Extract all of the entries and set them down verbatim.

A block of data

──────

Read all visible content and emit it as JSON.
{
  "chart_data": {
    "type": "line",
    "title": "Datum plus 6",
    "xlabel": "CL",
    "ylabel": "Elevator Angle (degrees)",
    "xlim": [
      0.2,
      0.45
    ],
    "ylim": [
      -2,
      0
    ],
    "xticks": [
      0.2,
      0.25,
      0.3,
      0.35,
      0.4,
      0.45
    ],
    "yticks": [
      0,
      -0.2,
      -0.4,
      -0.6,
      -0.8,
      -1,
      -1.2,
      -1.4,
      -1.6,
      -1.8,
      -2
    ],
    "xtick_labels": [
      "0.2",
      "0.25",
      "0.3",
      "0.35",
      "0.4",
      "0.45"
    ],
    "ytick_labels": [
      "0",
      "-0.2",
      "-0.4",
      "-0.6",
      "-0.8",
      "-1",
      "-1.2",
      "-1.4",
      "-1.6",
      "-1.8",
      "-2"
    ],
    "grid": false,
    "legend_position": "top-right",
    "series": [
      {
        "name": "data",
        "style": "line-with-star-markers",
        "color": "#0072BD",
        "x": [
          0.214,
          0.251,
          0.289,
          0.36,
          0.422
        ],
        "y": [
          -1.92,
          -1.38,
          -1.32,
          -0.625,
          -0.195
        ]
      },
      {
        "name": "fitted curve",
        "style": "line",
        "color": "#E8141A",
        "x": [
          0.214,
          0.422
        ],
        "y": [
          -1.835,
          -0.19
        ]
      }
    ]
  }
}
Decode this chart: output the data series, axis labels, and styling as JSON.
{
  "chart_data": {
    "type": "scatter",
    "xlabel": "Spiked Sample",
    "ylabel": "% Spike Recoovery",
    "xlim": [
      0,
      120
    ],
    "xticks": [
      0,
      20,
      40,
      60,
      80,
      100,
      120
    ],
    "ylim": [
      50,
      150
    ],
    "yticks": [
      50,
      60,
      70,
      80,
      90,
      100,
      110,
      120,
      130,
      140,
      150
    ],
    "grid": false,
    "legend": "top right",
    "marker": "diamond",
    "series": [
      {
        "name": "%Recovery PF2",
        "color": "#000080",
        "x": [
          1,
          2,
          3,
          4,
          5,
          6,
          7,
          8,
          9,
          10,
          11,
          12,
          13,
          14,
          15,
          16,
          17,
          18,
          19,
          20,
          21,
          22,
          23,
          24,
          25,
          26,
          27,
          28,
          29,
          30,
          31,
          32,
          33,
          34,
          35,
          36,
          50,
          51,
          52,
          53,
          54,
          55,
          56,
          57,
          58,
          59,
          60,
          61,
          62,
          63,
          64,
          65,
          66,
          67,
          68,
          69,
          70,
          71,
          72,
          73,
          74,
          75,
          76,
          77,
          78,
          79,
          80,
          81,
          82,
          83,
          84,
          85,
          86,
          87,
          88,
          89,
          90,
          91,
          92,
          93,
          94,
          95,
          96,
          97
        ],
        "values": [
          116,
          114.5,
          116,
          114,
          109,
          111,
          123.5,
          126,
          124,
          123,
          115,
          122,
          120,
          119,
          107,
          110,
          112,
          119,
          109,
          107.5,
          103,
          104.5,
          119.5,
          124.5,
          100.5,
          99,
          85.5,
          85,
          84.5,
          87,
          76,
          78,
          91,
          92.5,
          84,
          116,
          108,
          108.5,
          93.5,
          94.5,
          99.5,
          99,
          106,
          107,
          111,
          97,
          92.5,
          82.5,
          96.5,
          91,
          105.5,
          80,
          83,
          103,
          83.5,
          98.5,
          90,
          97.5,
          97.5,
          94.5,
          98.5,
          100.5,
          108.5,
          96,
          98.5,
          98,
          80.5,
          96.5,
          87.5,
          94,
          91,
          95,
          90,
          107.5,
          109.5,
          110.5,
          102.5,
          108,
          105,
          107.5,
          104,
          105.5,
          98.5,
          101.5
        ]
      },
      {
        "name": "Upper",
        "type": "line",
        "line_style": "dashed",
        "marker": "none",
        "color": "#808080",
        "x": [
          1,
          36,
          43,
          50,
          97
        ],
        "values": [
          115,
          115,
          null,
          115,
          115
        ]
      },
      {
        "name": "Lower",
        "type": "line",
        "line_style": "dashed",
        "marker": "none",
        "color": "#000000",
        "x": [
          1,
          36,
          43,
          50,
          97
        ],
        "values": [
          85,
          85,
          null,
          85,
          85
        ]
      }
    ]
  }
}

──────

> Result for this exercise
Read all visible content and emit it as JSON.
{
  "chart_data": {
    "type": "line",
    "title": "Datum plus 6",
    "xlabel": "CL",
    "ylabel": "Elevator Angle (degrees)",
    "xlim": [
      0.2,
      0.45
    ],
    "ylim": [
      -2,
      0
    ],
    "xticks": [
      0.2,
      0.25,
      0.3,
      0.35,
      0.4,
      0.45
    ],
    "yticks": [
      0,
      -0.2,
      -0.4,
      -0.6,
      -0.8,
      -1,
      -1.2,
      -1.4,
      -1.6,
      -1.8,
      -2
    ],
    "xtick_labels": [
      "0.2",
      "0.25",
      "0.3",
      "0.35",
      "0.4",
      "0.45"
    ],
    "ytick_labels": [
      "0",
      "-0.2",
      "-0.4",
      "-0.6",
      "-0.8",
      "-1",
      "-1.2",
      "-1.4",
      "-1.6",
      "-1.8",
      "-2"
    ],
    "grid": false,
    "legend_position": "top-right",
    "series": [
      {
        "name": "data",
        "style": "line-with-star-markers",
        "color": "#0072BD",
        "x": [
          0.214,
          0.251,
          0.289,
          0.36,
          0.422
        ],
        "y": [
          -1.92,
          -1.38,
          -1.32,
          -0.625,
          -0.195
        ]
      },
      {
        "name": "fitted curve",
        "style": "line",
        "color": "#E8141A",
        "x": [
          0.214,
          0.422
        ],
        "y": [
          -1.835,
          -0.19
        ]
      }
    ]
  }
}
Decode this chart: output the data series, axis labels, and styling as JSON.
{
  "chart_data": {
    "type": "scatter",
    "xlabel": "Spiked Sample",
    "ylabel": "% Spike Recoovery",
    "xlim": [
      0,
      120
    ],
    "xticks": [
      0,
      20,
      40,
      60,
      80,
      100,
      120
    ],
    "ylim": [
      50,
      150
    ],
    "yticks": [
      50,
      60,
      70,
      80,
      90,
      100,
      110,
      120,
      130,
      140,
      150
    ],
    "grid": false,
    "legend": "top right",
    "marker": "diamond",
    "series": [
      {
        "name": "%Recovery PF2",
        "color": "#000080",
        "x": [
          1,
          2,
          3,
          4,
          5,
          6,
          7,
          8,
          9,
          10,
          11,
          12,
          13,
          14,
          15,
          16,
          17,
          18,
          19,
          20,
          21,
          22,
          23,
          24,
          25,
          26,
          27,
          28,
          29,
          30,
          31,
          32,
          33,
          34,
          35,
          36,
          50,
          51,
          52,
          53,
          54,
          55,
          56,
          57,
          58,
          59,
          60,
          61,
          62,
          63,
          64,
          65,
          66,
          67,
          68,
          69,
          70,
          71,
          72,
          73,
          74,
          75,
          76,
          77,
          78,
          79,
          80,
          81,
          82,
          83,
          84,
          85,
          86,
          87,
          88,
          89,
          90,
          91,
          92,
          93,
          94,
          95,
          96,
          97
        ],
        "values": [
          116,
          114.5,
          116,
          114,
          109,
          111,
          123.5,
          126,
          124,
          123,
          115,
          122,
          120,
          119,
          107,
          110,
          112,
          119,
          109,
          107.5,
          103,
          104.5,
          119.5,
          124.5,
          100.5,
          99,
          85.5,
          85,
          84.5,
          87,
          76,
          78,
          91,
          92.5,
          84,
          116,
          108,
          108.5,
          93.5,
          94.5,
          99.5,
          99,
          106,
          107,
          111,
          97,
          92.5,
          82.5,
          96.5,
          91,
          105.5,
          80,
          83,
          103,
          83.5,
          98.5,
          90,
          97.5,
          97.5,
          94.5,
          98.5,
          100.5,
          108.5,
          96,
          98.5,
          98,
          80.5,
          96.5,
          87.5,
          94,
          91,
          95,
          90,
          107.5,
          109.5,
          110.5,
          102.5,
          108,
          105,
          107.5,
          104,
          105.5,
          98.5,
          101.5
        ]
      },
      {
        "name": "Upper",
        "type": "line",
        "line_style": "dashed",
        "marker": "none",
        "color": "#808080",
        "x": [
          1,
          36,
          43,
          50,
          97
        ],
        "values": [
          115,
          115,
          null,
          115,
          115
        ]
      },
      {
        "name": "Lower",
        "type": "line",
        "line_style": "dashed",
        "marker": "none",
        "color": "#000000",
        "x": [
          1,
          36,
          43,
          50,
          97
        ],
        "values": [
          85,
          85,
          null,
          85,
          85
        ]
      }
    ]
  }
}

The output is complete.